→ Given data:
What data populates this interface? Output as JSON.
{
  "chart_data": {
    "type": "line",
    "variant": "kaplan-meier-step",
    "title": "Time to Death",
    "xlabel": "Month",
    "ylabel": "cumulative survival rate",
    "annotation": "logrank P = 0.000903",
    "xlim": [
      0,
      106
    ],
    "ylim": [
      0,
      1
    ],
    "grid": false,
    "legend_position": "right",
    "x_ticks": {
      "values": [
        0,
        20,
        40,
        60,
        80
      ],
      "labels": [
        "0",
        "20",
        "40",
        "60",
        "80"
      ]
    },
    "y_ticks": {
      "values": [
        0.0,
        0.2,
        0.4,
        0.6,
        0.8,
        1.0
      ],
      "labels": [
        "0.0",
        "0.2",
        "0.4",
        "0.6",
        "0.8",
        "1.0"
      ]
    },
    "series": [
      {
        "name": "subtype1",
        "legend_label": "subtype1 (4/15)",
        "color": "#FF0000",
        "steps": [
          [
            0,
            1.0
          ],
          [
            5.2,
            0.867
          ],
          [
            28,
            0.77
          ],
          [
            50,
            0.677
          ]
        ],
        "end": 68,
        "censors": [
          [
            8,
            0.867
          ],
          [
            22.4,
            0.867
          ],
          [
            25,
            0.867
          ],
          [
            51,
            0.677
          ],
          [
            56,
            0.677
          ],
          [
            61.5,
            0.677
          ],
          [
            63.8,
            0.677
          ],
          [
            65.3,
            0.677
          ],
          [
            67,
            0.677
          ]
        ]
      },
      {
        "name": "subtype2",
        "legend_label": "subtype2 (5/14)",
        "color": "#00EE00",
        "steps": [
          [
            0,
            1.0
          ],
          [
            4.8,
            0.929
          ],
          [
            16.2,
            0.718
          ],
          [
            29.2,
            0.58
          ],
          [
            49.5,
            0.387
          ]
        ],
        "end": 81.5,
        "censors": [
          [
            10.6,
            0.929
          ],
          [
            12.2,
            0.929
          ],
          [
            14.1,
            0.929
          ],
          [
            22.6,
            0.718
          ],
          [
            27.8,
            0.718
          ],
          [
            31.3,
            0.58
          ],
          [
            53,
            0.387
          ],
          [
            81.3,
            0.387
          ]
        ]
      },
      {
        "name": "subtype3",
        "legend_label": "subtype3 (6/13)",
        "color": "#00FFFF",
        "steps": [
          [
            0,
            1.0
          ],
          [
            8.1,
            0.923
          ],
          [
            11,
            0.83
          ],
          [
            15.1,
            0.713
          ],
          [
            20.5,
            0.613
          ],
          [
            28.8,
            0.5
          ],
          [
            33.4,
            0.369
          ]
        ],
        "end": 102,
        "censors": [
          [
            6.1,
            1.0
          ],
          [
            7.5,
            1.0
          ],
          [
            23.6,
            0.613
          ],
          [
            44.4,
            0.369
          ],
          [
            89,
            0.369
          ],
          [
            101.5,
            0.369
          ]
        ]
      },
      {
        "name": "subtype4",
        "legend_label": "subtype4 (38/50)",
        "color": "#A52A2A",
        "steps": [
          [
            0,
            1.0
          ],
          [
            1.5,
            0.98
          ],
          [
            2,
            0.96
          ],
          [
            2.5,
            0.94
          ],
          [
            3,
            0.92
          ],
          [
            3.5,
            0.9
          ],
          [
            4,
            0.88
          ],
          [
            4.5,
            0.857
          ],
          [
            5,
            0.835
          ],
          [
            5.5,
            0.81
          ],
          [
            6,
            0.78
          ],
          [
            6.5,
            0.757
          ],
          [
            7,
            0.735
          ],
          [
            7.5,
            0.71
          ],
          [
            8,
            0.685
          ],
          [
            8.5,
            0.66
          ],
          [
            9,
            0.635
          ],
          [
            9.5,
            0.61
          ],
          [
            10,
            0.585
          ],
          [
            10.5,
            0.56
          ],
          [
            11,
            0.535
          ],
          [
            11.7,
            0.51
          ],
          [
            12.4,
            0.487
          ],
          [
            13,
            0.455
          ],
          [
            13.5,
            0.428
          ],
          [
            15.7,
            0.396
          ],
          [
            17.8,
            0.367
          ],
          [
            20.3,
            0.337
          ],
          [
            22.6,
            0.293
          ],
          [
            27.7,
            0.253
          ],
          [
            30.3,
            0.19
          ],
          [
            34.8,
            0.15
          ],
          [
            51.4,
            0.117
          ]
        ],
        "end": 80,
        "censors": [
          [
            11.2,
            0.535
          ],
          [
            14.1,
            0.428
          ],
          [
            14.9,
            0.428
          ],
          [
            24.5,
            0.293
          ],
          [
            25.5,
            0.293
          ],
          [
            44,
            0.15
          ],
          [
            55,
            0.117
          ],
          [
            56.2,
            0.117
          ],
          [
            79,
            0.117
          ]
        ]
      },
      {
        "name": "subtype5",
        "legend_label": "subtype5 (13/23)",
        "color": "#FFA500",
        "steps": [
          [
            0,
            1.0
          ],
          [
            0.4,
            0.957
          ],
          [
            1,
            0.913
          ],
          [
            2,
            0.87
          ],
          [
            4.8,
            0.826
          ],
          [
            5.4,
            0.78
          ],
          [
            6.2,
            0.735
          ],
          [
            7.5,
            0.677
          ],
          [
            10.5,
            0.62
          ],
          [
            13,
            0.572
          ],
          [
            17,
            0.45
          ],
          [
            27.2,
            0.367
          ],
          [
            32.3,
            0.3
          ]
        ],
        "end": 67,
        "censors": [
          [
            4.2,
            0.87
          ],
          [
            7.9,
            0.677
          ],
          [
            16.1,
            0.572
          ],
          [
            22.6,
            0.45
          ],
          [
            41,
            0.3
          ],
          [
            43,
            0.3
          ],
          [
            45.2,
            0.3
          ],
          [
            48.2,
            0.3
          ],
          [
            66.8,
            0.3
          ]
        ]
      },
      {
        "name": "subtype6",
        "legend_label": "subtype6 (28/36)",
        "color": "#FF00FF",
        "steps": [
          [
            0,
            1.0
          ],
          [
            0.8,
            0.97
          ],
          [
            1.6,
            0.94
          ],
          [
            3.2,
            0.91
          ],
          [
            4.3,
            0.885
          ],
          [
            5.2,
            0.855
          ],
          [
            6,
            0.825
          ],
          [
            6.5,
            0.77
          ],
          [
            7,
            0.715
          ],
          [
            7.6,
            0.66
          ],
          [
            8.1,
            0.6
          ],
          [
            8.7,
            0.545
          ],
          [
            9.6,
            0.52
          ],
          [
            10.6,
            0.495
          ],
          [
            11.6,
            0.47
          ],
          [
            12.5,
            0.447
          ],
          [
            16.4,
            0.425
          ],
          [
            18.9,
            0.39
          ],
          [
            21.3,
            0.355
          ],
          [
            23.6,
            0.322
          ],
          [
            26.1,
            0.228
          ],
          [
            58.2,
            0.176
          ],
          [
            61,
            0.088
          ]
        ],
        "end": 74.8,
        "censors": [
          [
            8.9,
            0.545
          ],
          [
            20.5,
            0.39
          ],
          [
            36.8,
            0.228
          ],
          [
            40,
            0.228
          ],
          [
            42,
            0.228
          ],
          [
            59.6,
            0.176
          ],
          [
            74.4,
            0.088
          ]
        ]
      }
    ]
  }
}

→ Work to be completed:
Write the data out again in full and exactly.

→ Answer in full:
What data populates this interface? Output as JSON.
{
  "chart_data": {
    "type": "line",
    "variant": "kaplan-meier-step",
    "title": "Time to Death",
    "xlabel": "Month",
    "ylabel": "cumulative survival rate",
    "annotation": "logrank P = 0.000903",
    "xlim": [
      0,
      106
    ],
    "ylim": [
      0,
      1
    ],
    "grid": false,
    "legend_position": "right",
    "x_ticks": {
      "values": [
        0,
        20,
        40,
        60,
        80
      ],
      "labels": [
        "0",
        "20",
        "40",
        "60",
        "80"
      ]
    },
    "y_ticks": {
      "values": [
        0.0,
        0.2,
        0.4,
        0.6,
        0.8,
        1.0
      ],
      "labels": [
        "0.0",
        "0.2",
        "0.4",
        "0.6",
        "0.8",
        "1.0"
      ]
    },
    "series": [
      {
        "name": "subtype1",
        "legend_label": "subtype1 (4/15)",
        "color": "#FF0000",
        "steps": [
          [
            0,
            1.0
          ],
          [
            5.2,
            0.867
          ],
          [
            28,
            0.77
          ],
          [
            50,
            0.677
          ]
        ],
        "end": 68,
        "censors": [
          [
            8,
            0.867
          ],
          [
            22.4,
            0.867
          ],
          [
            25,
            0.867
          ],
          [
            51,
            0.677
          ],
          [
            56,
            0.677
          ],
          [
            61.5,
            0.677
          ],
          [
            63.8,
            0.677
          ],
          [
            65.3,
            0.677
          ],
          [
            67,
            0.677
          ]
        ]
      },
      {
        "name": "subtype2",
        "legend_label": "subtype2 (5/14)",
        "color": "#00EE00",
        "steps": [
          [
            0,
            1.0
          ],
          [
            4.8,
            0.929
          ],
          [
            16.2,
            0.718
          ],
          [
            29.2,
            0.58
          ],
          [
            49.5,
            0.387
          ]
        ],
        "end": 81.5,
        "censors": [
          [
            10.6,
            0.929
          ],
          [
            12.2,
            0.929
          ],
          [
            14.1,
            0.929
          ],
          [
            22.6,
            0.718
          ],
          [
            27.8,
            0.718
          ],
          [
            31.3,
            0.58
          ],
          [
            53,
            0.387
          ],
          [
            81.3,
            0.387
          ]
        ]
      },
      {
        "name": "subtype3",
        "legend_label": "subtype3 (6/13)",
        "color": "#00FFFF",
        "steps": [
          [
            0,
            1.0
          ],
          [
            8.1,
            0.923
          ],
          [
            11,
            0.83
          ],
          [
            15.1,
            0.713
          ],
          [
            20.5,
            0.613
          ],
          [
            28.8,
            0.5
          ],
          [
            33.4,
            0.369
          ]
        ],
        "end": 102,
        "censors": [
          [
            6.1,
            1.0
          ],
          [
            7.5,
            1.0
          ],
          [
            23.6,
            0.613
          ],
          [
            44.4,
            0.369
          ],
          [
            89,
            0.369
          ],
          [
            101.5,
            0.369
          ]
        ]
      },
      {
        "name": "subtype4",
        "legend_label": "subtype4 (38/50)",
        "color": "#A52A2A",
        "steps": [
          [
            0,
            1.0
          ],
          [
            1.5,
            0.98
          ],
          [
            2,
            0.96
          ],
          [
            2.5,
            0.94
          ],
          [
            3,
            0.92
          ],
          [
            3.5,
            0.9
          ],
          [
            4,
            0.88
          ],
          [
            4.5,
            0.857
          ],
          [
            5,
            0.835
          ],
          [
            5.5,
            0.81
          ],
          [
            6,
            0.78
          ],
          [
            6.5,
            0.757
          ],
          [
            7,
            0.735
          ],
          [
            7.5,
            0.71
          ],
          [
            8,
            0.685
          ],
          [
            8.5,
            0.66
          ],
          [
            9,
            0.635
          ],
          [
            9.5,
            0.61
          ],
          [
            10,
            0.585
          ],
          [
            10.5,
            0.56
          ],
          [
            11,
            0.535
          ],
          [
            11.7,
            0.51
          ],
          [
            12.4,
            0.487
          ],
          [
            13,
            0.455
          ],
          [
            13.5,
            0.428
          ],
          [
            15.7,
            0.396
          ],
          [
            17.8,
            0.367
          ],
          [
            20.3,
            0.337
          ],
          [
            22.6,
            0.293
          ],
          [
            27.7,
            0.253
          ],
          [
            30.3,
            0.19
          ],
          [
            34.8,
            0.15
          ],
          [
            51.4,
            0.117
          ]
        ],
        "end": 80,
        "censors": [
          [
            11.2,
            0.535
          ],
          [
            14.1,
            0.428
          ],
          [
            14.9,
            0.428
          ],
          [
            24.5,
            0.293
          ],
          [
            25.5,
            0.293
          ],
          [
            44,
            0.15
          ],
          [
            55,
            0.117
          ],
          [
            56.2,
            0.117
          ],
          [
            79,
            0.117
          ]
        ]
      },
      {
        "name": "subtype5",
        "legend_label": "subtype5 (13/23)",
        "color": "#FFA500",
        "steps": [
          [
            0,
            1.0
          ],
          [
            0.4,
            0.957
          ],
          [
            1,
            0.913
          ],
          [
            2,
            0.87
          ],
          [
            4.8,
            0.826
          ],
          [
            5.4,
            0.78
          ],
          [
            6.2,
            0.735
          ],
          [
            7.5,
            0.677
          ],
          [
            10.5,
            0.62
          ],
          [
            13,
            0.572
          ],
          [
            17,
            0.45
          ],
          [
            27.2,
            0.367
          ],
          [
            32.3,
            0.3
          ]
        ],
        "end": 67,
        "censors": [
          [
            4.2,
            0.87
          ],
          [
            7.9,
            0.677
          ],
          [
            16.1,
            0.572
          ],
          [
            22.6,
            0.45
          ],
          [
            41,
            0.3
          ],
          [
            43,
            0.3
          ],
          [
            45.2,
            0.3
          ],
          [
            48.2,
            0.3
          ],
          [
            66.8,
            0.3
          ]
        ]
      },
      {
        "name": "subtype6",
        "legend_label": "subtype6 (28/36)",
        "color": "#FF00FF",
        "steps": [
          [
            0,
            1.0
          ],
          [
            0.8,
            0.97
          ],
          [
            1.6,
            0.94
          ],
          [
            3.2,
            0.91
          ],
          [
            4.3,
            0.885
          ],
          [
            5.2,
            0.855
          ],
          [
            6,
            0.825
          ],
          [
            6.5,
            0.77
          ],
          [
            7,
            0.715
          ],
          [
            7.6,
            0.66
          ],
          [
            8.1,
            0.6
          ],
          [
            8.7,
            0.545
          ],
          [
            9.6,
            0.52
          ],
          [
            10.6,
            0.495
          ],
          [
            11.6,
            0.47
          ],
          [
            12.5,
            0.447
          ],
          [
            16.4,
            0.425
          ],
          [
            18.9,
            0.39
          ],
          [
            21.3,
            0.355
          ],
          [
            23.6,
            0.322
          ],
          [
            26.1,
            0.228
          ],
          [
            58.2,
            0.176
          ],
          [
            61,
            0.088
          ]
        ],
        "end": 74.8,
        "censors": [
          [
            8.9,
            0.545
          ],
          [
            20.5,
            0.39
          ],
          [
            36.8,
            0.228
          ],
          [
            40,
            0.228
          ],
          [
            42,
            0.228
          ],
          [
            59.6,
            0.176
          ],
          [
            74.4,
            0.088
          ]
        ]
      }
    ]
  }
}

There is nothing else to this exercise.